─── Input ───

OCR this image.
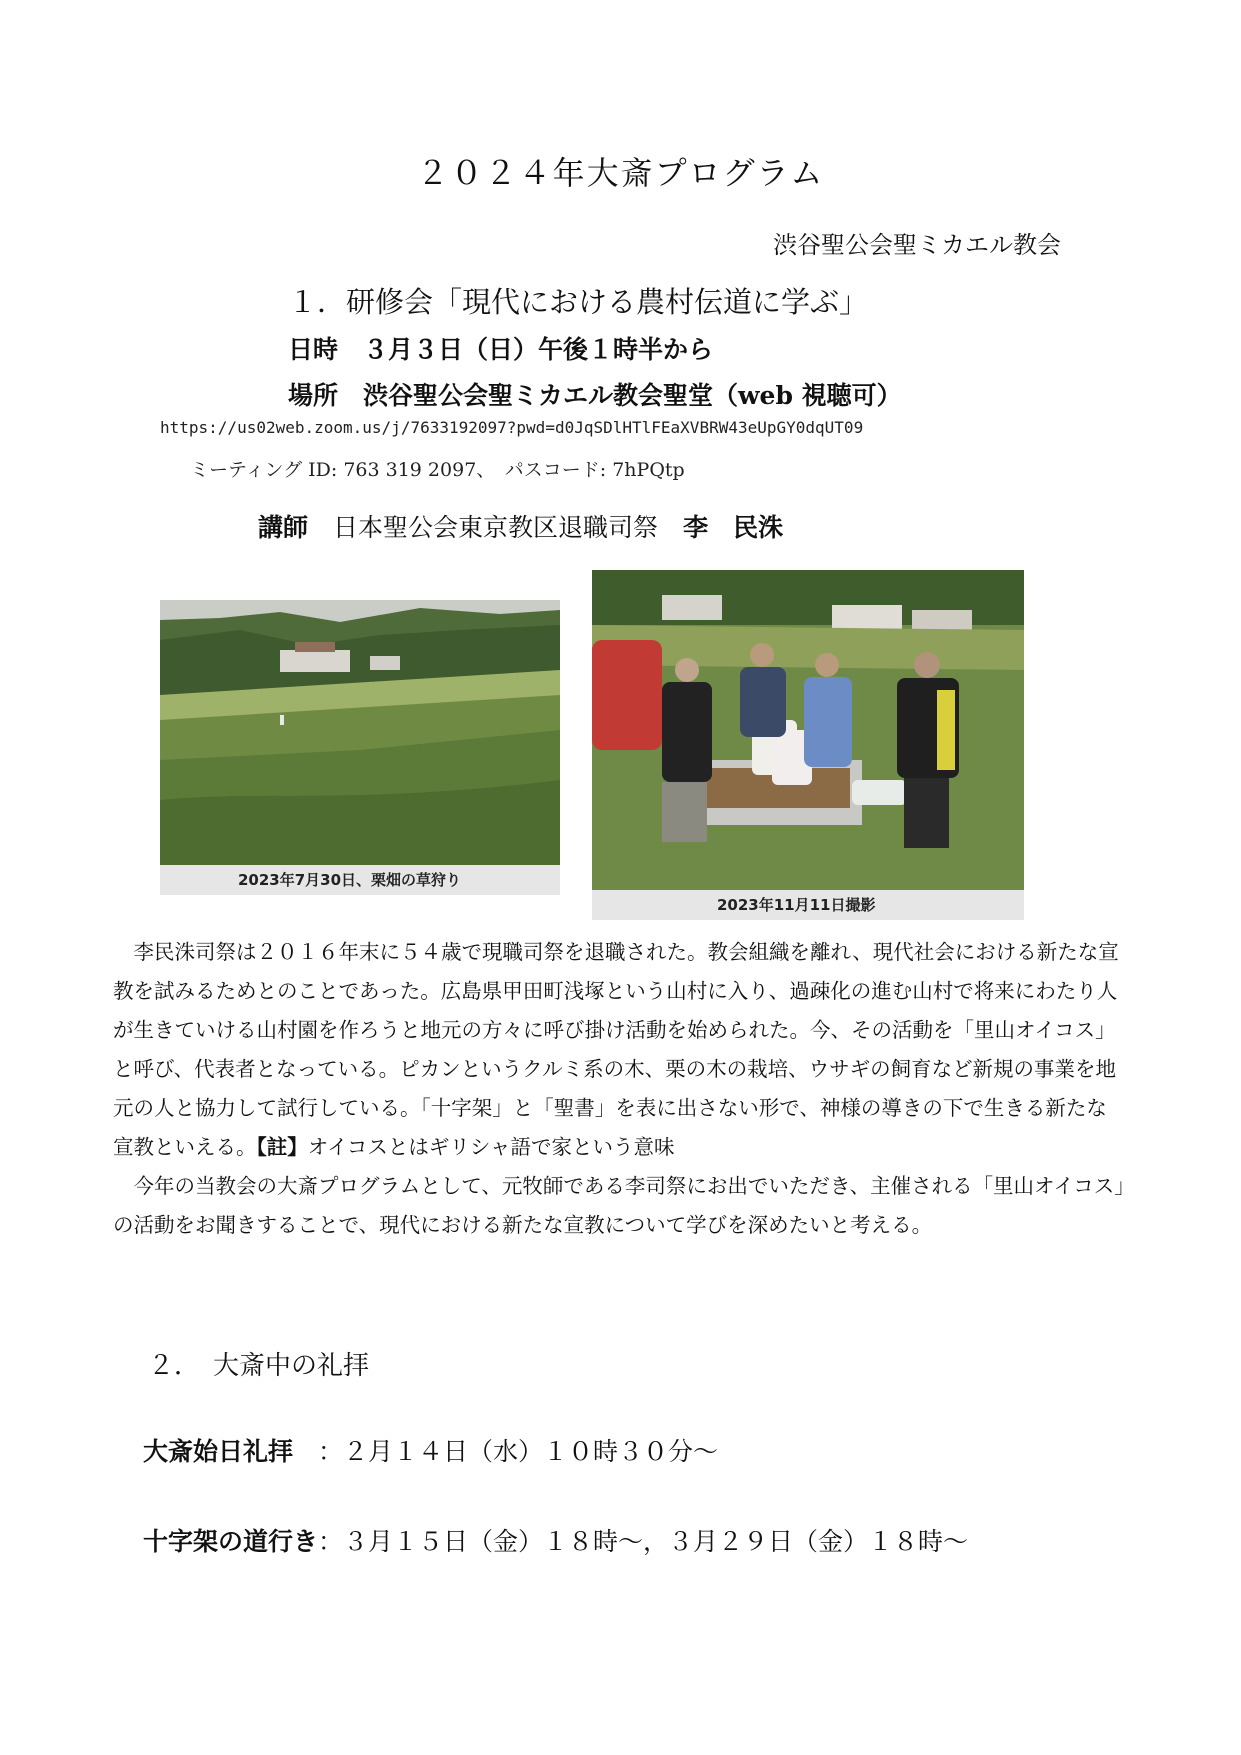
２０２４年大斎プログラム
渋谷聖公会聖ミカエル教会
１．研修会「現代における農村伝道に学ぶ」
日時　 ３月３日（日）午後１時半から
場所　 渋谷聖公会聖ミカエル教会聖堂（web 視聴可）
https://us02web.zoom.us/j/7633192097?pwd=d0JqSDlHTlFEaXVBRW43eUpGY0dqUT09
ミーティング ID: 763 319 2097、　パスコード: 7hPQtp
講師　 日本聖公会東京教区退職司祭　 李　民洙
2023年7月30日、栗畑の草狩り
2023年11月11日撮影

李民洙司祭は２０１６年末に５４歳で現職司祭を退職された。教会組織を離れ、現代社会における新たな宣教を試みるためとのことであった。広島県甲田町浅塚という山村に入り、過疎化の進む山村で将来にわたり人が生きていける山村園を作ろうと地元の方々に呼び掛け活動を始められた。今、その活動を「里山オイコス」と呼び、代表者となっている。ピカンというクルミ系の木、栗の木の栽培、ウサギの飼育など新規の事業を地元の人と協力して試行している。「十字架」と「聖書」を表に出さない形で、神様の導きの下で生きる新たな宣教といえる。【註】オイコスとはギリシャ語で家という意味

今年の当教会の大斎プログラムとして、元牧師である李司祭にお出でいただき、主催される「里山オイコス」の活動をお聞きすることで、現代における新たな宣教について学びを深めたいと考える。

２．　大斎中の礼拝
大斎始日礼拝　 ：２月１４日（水）１０時３０分～
十字架の道行き：３月１５日（金）１８時～，３月２９日（金）１８時～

───

- _Exercise prompt_
Read through the entries and copy every line that includes "里山オイコス".

- _Written response_
李民洙司祭は２０１６年末に５４歳で現職司祭を退職された。教会組織を離れ、現代社会における新たな宣教を試みるためとのことであった。広島県甲田町浅塚という山村に入り、過疎化の進む山村で将来にわたり人が生きていける山村園を作ろうと地元の方々に呼び掛け活動を始められた。今、その活動を「里山オイコス」と呼び、代表者となっている。ピカンというクルミ系の木、栗の木の栽培、ウサギの飼育など新規の事業を地元の人と協力して試行している。「十字架」と「聖書」を表に出さない形で、神様の導きの下で生きる新たな宣教といえる。【註】オイコスとはギリシャ語で家という意味
今年の当教会の大斎プログラムとして、元牧師である李司祭にお出でいただき、主催される「里山オイコス」の活動をお聞きすることで、現代における新たな宣教について学びを深めたいと考える。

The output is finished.